**Exercise directions**
Whenever a line below holds the word "trozos", copy that line.

**Data excerpts**
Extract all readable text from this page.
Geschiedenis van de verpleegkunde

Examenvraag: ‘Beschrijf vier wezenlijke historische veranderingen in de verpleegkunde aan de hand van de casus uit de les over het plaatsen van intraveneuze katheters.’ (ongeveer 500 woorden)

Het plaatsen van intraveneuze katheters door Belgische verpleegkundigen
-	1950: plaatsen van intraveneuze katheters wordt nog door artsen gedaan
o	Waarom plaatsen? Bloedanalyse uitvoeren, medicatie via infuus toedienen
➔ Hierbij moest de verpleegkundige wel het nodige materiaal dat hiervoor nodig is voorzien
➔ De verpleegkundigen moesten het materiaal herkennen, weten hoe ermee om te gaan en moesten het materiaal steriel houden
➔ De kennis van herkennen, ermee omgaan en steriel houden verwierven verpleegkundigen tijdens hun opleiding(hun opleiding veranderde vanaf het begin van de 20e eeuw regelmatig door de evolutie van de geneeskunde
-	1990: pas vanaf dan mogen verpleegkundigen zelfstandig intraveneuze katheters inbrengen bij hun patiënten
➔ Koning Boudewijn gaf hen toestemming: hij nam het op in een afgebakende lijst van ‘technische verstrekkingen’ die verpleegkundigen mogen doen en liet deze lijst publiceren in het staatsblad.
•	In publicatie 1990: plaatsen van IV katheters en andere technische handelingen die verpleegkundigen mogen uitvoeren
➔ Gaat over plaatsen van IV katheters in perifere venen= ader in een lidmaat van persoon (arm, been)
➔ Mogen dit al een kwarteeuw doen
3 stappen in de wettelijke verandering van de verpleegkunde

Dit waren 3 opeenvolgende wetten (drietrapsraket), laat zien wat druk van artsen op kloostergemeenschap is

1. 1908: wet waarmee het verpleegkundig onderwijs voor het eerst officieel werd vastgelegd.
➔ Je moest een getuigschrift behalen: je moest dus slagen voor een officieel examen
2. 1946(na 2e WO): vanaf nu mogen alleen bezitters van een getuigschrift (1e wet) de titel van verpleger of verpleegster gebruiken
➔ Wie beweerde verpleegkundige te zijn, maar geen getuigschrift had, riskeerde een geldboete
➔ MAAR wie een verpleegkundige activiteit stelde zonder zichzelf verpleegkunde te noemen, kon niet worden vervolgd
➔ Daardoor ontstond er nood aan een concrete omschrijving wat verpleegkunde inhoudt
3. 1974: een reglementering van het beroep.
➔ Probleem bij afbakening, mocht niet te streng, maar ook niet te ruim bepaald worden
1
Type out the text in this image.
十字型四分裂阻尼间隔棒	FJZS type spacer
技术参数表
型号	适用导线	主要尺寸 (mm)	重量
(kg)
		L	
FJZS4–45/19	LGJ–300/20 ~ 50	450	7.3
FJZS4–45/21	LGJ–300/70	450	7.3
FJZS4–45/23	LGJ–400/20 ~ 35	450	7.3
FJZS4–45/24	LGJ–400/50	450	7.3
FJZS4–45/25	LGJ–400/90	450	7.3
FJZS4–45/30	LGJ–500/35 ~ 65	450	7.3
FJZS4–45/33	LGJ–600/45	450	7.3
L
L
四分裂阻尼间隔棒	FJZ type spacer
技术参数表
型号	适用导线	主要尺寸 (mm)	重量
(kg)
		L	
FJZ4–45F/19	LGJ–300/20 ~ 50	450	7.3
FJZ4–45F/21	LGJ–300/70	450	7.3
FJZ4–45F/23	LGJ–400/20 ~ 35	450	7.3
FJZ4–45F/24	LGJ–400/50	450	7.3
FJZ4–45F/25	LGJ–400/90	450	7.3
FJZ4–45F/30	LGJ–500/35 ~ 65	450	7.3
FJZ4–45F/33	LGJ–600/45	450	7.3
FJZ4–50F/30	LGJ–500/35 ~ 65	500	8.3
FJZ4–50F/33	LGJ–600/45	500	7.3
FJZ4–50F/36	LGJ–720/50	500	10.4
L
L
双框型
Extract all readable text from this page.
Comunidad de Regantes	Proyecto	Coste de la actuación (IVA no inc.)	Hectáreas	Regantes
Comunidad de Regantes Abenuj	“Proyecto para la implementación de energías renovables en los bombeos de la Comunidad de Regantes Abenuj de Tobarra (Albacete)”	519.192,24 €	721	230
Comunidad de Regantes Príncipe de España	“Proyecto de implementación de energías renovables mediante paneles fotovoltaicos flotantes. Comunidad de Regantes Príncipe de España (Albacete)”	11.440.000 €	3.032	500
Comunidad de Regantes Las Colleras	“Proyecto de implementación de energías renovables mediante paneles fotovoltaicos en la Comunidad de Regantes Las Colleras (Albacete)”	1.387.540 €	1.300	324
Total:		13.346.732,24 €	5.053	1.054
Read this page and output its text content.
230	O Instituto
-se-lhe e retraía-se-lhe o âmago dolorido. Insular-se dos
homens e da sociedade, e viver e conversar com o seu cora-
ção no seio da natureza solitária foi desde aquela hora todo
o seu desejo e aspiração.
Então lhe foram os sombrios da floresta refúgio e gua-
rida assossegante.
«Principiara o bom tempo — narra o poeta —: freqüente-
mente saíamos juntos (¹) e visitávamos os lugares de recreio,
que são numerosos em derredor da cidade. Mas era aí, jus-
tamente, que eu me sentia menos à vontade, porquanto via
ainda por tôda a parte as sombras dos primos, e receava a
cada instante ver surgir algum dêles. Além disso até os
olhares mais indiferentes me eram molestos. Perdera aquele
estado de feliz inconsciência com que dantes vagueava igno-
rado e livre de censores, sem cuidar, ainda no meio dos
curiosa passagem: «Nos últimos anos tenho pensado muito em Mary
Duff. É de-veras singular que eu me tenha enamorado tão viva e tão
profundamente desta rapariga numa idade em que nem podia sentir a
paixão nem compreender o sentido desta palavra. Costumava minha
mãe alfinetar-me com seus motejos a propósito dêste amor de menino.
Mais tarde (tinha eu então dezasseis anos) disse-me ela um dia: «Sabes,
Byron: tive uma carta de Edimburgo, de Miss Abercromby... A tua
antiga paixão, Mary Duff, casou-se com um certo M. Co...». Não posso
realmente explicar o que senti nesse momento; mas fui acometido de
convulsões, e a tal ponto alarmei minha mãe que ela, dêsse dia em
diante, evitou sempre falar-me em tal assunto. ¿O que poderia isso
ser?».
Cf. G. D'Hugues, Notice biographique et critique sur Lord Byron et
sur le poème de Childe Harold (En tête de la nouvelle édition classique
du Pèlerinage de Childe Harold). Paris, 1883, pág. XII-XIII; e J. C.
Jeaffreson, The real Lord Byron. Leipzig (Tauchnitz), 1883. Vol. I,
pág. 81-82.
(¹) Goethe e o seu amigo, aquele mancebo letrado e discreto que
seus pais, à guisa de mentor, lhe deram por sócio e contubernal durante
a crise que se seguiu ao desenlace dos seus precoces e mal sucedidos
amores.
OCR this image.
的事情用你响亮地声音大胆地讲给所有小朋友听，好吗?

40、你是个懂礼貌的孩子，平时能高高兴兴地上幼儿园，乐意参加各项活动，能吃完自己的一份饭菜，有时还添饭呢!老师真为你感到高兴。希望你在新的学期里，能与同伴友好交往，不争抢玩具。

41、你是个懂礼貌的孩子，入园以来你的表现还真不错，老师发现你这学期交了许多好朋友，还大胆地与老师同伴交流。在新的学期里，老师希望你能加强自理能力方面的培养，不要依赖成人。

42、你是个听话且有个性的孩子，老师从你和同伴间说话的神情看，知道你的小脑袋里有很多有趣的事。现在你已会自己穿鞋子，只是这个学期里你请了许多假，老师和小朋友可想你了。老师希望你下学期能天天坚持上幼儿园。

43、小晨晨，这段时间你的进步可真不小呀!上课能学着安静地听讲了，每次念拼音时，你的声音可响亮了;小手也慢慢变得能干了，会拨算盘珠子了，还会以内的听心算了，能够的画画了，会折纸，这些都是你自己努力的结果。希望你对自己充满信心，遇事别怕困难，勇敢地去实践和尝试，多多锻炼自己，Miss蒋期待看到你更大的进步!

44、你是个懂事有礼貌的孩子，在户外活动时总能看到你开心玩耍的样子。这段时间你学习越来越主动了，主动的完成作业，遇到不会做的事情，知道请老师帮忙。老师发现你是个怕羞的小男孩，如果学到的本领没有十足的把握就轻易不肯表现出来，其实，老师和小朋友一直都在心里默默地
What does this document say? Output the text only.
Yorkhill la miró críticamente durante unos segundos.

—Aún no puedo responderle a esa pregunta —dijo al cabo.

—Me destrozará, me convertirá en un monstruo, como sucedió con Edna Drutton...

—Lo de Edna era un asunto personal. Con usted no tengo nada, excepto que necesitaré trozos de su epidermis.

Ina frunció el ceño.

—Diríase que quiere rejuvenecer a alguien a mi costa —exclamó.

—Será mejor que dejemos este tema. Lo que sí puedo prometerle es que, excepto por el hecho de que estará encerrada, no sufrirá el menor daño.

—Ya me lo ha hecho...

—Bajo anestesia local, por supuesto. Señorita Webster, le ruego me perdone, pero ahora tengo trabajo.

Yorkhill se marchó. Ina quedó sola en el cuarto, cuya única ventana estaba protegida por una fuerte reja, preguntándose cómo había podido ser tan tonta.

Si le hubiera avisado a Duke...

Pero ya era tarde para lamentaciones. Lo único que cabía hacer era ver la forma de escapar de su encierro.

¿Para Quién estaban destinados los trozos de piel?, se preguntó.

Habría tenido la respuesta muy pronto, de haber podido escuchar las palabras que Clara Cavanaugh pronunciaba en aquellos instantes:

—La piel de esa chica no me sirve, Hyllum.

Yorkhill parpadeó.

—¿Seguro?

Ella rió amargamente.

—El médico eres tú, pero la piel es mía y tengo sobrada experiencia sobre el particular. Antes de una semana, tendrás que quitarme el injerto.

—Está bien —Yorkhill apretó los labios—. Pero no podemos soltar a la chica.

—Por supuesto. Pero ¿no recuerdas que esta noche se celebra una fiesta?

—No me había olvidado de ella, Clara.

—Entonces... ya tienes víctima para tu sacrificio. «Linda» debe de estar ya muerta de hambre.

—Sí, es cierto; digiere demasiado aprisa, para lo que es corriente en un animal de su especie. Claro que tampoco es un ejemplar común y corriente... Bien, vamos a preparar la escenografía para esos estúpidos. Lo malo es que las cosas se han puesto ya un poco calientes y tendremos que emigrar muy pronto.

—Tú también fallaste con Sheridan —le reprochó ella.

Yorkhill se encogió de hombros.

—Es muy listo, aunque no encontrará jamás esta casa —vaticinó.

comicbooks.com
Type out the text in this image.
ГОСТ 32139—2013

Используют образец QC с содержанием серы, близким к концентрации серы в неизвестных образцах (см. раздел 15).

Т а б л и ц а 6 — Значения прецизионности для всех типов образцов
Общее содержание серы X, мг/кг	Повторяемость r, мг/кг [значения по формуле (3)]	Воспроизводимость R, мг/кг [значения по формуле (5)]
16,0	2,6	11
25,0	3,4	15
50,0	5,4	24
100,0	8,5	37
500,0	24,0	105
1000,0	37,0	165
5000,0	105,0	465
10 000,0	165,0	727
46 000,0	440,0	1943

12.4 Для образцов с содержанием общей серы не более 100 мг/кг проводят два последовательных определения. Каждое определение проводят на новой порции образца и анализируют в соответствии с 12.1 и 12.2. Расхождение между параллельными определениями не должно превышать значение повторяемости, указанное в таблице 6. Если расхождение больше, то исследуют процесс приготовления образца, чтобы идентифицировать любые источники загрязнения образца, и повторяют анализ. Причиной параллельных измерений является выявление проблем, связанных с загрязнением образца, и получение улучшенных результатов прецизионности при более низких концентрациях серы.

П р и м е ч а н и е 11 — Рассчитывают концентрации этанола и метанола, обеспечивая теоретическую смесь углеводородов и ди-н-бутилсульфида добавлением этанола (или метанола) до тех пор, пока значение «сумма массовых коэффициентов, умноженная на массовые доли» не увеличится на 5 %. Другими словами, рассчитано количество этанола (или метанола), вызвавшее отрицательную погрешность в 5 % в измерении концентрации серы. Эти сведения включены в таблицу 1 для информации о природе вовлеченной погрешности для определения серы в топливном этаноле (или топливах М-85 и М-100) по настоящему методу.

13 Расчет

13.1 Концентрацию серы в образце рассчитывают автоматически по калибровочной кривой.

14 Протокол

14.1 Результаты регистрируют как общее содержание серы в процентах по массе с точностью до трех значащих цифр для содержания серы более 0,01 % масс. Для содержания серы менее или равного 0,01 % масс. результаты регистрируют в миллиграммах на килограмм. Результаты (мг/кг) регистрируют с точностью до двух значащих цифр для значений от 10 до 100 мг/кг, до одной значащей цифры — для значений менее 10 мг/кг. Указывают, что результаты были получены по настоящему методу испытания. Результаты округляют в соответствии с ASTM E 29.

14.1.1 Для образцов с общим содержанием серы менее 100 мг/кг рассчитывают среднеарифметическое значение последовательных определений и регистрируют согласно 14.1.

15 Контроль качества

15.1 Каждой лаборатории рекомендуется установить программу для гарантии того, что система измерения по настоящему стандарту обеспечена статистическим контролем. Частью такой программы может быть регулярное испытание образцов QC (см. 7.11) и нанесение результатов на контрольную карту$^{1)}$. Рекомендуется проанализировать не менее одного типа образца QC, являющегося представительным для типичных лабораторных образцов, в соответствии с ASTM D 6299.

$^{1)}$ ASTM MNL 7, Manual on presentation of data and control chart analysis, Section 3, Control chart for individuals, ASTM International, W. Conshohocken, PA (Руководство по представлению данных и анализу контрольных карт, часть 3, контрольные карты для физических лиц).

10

**Worked solution**
—Lo de Edna era un asunto personal. Con usted no tengo nada, excepto que necesitaré trozos de su epidermis.
¿Para Quién estaban destinados los trozos de piel?, se preguntó.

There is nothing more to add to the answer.